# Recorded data
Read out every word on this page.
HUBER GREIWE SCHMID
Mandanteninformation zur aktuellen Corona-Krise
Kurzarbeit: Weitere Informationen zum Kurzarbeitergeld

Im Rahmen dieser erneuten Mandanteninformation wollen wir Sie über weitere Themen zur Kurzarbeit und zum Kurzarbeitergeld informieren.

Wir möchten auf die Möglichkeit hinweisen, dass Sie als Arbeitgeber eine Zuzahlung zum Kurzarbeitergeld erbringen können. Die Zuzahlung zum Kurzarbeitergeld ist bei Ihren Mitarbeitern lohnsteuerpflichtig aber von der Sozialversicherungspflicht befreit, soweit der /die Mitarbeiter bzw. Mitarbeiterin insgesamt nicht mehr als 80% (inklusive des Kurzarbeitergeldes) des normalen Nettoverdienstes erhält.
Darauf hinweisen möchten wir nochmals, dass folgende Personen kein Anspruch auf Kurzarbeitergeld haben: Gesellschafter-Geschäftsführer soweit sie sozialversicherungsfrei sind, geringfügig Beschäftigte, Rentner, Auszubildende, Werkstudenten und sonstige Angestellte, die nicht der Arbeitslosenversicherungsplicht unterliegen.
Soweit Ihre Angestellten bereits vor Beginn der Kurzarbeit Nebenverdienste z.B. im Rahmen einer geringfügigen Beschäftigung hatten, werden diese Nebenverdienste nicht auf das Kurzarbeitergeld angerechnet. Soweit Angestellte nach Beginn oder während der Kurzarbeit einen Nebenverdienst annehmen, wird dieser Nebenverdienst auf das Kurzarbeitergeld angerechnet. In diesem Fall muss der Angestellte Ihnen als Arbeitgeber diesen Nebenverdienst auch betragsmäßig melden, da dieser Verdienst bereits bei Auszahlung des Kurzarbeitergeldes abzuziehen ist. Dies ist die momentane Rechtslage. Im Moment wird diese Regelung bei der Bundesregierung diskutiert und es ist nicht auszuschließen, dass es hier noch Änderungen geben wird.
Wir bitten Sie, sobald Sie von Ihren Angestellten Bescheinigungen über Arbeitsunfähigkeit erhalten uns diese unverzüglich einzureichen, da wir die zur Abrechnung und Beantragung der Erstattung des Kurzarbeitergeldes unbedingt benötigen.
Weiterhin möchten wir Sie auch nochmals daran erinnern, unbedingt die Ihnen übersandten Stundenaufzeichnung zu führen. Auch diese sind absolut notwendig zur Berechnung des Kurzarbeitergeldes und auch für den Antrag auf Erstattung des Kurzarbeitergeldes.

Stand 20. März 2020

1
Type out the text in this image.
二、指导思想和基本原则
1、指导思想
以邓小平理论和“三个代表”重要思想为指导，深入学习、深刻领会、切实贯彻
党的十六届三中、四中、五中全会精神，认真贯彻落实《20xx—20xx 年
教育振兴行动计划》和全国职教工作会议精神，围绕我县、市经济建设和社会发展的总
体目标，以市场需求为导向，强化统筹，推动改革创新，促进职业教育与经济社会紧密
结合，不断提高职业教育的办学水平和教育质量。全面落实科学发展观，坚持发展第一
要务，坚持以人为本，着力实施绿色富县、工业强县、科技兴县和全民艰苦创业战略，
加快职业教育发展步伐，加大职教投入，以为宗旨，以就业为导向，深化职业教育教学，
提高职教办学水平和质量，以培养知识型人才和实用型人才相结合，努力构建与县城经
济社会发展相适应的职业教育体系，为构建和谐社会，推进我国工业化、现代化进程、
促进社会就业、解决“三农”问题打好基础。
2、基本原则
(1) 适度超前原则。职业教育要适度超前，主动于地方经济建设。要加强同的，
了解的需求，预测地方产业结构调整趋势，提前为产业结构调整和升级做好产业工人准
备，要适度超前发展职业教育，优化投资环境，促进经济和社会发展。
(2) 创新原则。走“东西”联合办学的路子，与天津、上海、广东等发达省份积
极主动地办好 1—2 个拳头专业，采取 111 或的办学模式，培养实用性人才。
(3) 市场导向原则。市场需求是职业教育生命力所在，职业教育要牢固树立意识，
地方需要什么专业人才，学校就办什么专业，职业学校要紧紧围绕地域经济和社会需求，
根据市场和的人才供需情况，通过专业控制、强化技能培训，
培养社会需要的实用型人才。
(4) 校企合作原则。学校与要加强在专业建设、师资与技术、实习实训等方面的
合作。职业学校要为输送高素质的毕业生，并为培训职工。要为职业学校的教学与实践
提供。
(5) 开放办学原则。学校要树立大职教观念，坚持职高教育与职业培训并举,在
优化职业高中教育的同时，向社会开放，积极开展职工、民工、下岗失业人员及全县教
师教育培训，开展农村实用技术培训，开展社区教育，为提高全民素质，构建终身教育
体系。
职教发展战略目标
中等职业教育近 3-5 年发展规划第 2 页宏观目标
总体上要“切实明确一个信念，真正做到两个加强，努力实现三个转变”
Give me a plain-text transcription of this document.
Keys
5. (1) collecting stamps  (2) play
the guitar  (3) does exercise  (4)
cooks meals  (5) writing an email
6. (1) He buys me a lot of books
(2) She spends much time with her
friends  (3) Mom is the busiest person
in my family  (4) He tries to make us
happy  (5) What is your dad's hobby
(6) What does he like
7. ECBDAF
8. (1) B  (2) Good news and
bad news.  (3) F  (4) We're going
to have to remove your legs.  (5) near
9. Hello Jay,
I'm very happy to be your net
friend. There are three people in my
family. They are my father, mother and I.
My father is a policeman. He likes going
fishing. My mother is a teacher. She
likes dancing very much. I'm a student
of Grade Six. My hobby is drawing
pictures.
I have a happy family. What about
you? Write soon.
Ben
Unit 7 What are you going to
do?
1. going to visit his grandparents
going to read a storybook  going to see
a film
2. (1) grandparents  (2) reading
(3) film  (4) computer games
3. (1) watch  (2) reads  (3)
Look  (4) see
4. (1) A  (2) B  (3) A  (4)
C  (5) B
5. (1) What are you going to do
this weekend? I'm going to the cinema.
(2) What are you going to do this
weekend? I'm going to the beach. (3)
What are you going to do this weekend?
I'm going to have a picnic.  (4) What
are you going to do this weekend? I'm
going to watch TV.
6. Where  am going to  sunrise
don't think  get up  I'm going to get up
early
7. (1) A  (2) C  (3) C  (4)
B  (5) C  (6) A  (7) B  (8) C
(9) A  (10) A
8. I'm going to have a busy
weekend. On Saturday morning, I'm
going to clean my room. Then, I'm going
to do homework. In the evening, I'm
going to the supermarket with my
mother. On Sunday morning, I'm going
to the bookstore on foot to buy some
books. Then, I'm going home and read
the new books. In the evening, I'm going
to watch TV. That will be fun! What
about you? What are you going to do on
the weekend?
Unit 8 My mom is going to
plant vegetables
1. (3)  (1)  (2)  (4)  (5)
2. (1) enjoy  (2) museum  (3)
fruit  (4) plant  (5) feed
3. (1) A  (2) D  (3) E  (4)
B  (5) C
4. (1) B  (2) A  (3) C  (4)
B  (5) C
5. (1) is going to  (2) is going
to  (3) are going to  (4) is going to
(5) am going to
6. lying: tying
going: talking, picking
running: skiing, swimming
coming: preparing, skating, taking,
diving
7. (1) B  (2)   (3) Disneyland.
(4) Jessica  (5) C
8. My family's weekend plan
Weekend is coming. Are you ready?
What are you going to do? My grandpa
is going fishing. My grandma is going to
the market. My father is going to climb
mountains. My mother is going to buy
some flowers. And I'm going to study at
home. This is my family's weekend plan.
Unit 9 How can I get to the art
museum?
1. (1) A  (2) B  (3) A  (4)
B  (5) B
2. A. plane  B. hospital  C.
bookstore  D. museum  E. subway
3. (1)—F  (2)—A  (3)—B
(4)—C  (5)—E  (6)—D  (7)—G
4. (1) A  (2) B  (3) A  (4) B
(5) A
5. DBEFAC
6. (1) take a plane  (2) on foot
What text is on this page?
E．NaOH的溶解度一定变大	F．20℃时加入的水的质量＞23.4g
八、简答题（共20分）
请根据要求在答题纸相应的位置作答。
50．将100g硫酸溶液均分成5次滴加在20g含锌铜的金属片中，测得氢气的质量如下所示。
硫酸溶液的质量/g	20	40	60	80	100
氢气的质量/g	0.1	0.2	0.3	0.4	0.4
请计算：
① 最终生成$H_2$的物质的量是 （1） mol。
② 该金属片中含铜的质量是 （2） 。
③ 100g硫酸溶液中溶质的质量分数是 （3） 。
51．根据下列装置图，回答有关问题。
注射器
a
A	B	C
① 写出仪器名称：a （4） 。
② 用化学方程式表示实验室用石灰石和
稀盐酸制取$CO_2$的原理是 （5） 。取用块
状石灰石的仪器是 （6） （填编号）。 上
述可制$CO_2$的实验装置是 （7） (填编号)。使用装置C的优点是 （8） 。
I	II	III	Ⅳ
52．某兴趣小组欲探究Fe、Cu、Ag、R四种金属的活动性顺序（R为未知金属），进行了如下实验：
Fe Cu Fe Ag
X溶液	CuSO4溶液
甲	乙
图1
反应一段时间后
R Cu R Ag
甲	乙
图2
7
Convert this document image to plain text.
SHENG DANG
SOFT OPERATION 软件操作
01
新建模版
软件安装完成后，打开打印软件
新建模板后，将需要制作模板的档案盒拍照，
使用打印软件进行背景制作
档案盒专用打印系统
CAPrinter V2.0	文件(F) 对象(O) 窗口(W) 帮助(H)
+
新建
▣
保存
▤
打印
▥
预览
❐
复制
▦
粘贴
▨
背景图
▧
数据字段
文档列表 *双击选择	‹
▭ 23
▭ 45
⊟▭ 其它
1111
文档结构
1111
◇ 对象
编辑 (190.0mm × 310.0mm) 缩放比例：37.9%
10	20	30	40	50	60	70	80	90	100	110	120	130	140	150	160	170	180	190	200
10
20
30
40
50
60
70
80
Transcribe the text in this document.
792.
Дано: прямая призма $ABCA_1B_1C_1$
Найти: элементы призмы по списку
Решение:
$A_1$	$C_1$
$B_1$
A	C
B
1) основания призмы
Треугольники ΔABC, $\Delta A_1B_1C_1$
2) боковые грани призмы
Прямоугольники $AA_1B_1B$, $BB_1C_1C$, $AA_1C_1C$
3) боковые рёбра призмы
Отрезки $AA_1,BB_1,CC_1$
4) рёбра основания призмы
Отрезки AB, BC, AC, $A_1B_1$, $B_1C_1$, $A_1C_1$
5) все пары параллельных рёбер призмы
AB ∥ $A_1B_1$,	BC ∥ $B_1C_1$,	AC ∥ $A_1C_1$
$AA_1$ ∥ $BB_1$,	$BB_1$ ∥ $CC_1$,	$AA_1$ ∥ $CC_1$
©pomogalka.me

# Task details
Indicate how many lines of the material contain the string "hobby", giving the number and nothing more.

# Solution to this problem
2